*Stated goal:* Exclude any images and output the remaining records exactly.

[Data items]
____________

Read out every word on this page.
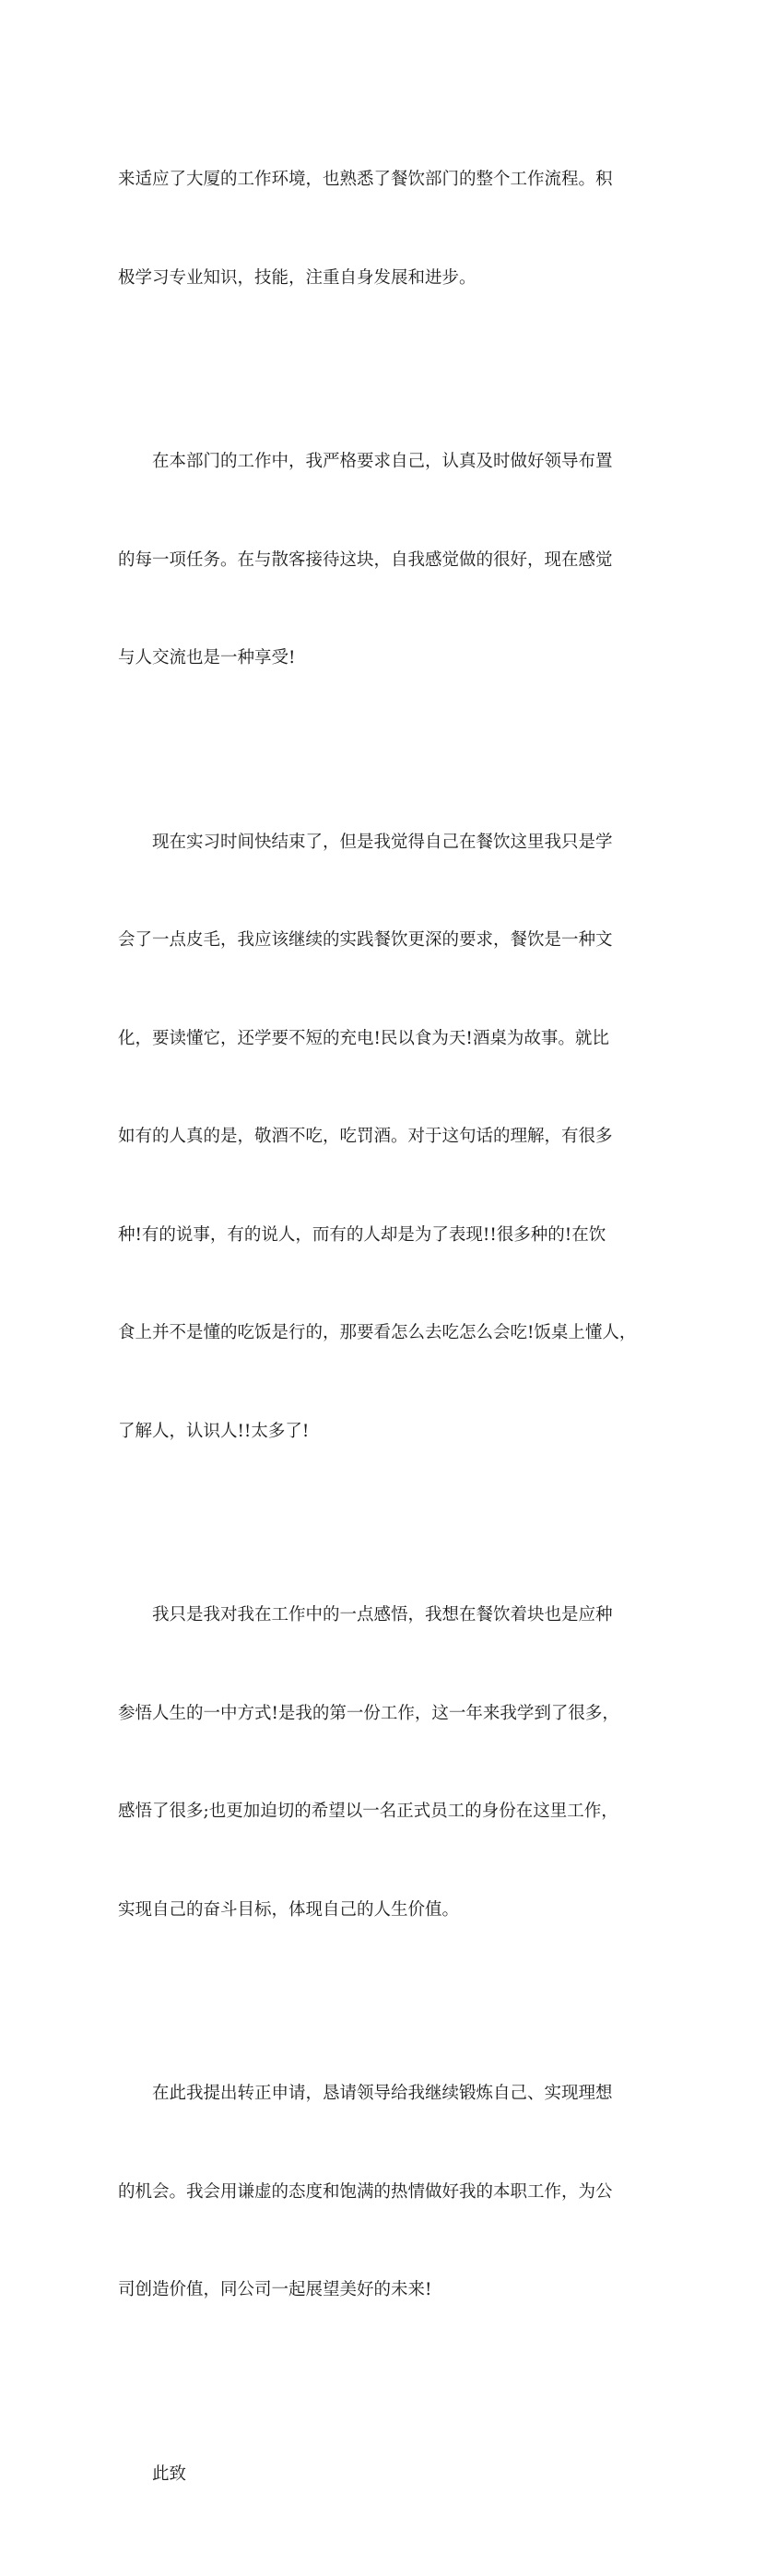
来适应了大厦的工作环境，也熟悉了餐饮部门的整个工作流程。积

极学习专业知识，技能，注重自身发展和进步。

在本部门的工作中，我严格要求自己，认真及时做好领导布置

的每一项任务。在与散客接待这块，自我感觉做的很好，现在感觉

与人交流也是一种享受!

现在实习时间快结束了，但是我觉得自己在餐饮这里我只是学

会了一点皮毛，我应该继续的实践餐饮更深的要求，餐饮是一种文

化，要读懂它，还学要不短的充电!民以食为天!酒桌为故事。就比

如有的人真的是，敬酒不吃，吃罚酒。对于这句话的理解，有很多

种!有的说事，有的说人，而有的人却是为了表现!!很多种的!在饮

食上并不是懂的吃饭是行的，那要看怎么去吃怎么会吃!饭桌上懂人，

了解人，认识人!!太多了!

我只是我对我在工作中的一点感悟，我想在餐饮着块也是应种

参悟人生的一中方式!是我的第一份工作，这一年来我学到了很多，

感悟了很多;也更加迫切的希望以一名正式员工的身份在这里工作，

实现自己的奋斗目标，体现自己的人生价值。

在此我提出转正申请，恳请领导给我继续锻炼自己、实现理想

的机会。我会用谦虚的态度和饱满的热情做好我的本职工作，为公

司创造价值，同公司一起展望美好的未来!

此致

____________

*Solved exercise:*
Read out every word on this page.
来适应了大厦的工作环境，也熟悉了餐饮部门的整个工作流程。积

极学习专业知识，技能，注重自身发展和进步。

在本部门的工作中，我严格要求自己，认真及时做好领导布置

的每一项任务。在与散客接待这块，自我感觉做的很好，现在感觉

与人交流也是一种享受!

现在实习时间快结束了，但是我觉得自己在餐饮这里我只是学

会了一点皮毛，我应该继续的实践餐饮更深的要求，餐饮是一种文

化，要读懂它，还学要不短的充电!民以食为天!酒桌为故事。就比

如有的人真的是，敬酒不吃，吃罚酒。对于这句话的理解，有很多

种!有的说事，有的说人，而有的人却是为了表现!!很多种的!在饮

食上并不是懂的吃饭是行的，那要看怎么去吃怎么会吃!饭桌上懂人，

了解人，认识人!!太多了!

我只是我对我在工作中的一点感悟，我想在餐饮着块也是应种

参悟人生的一中方式!是我的第一份工作，这一年来我学到了很多，

感悟了很多;也更加迫切的希望以一名正式员工的身份在这里工作，

实现自己的奋斗目标，体现自己的人生价值。

在此我提出转正申请，恳请领导给我继续锻炼自己、实现理想

的机会。我会用谦虚的态度和饱满的热情做好我的本职工作，为公

司创造价值，同公司一起展望美好的未来!

此致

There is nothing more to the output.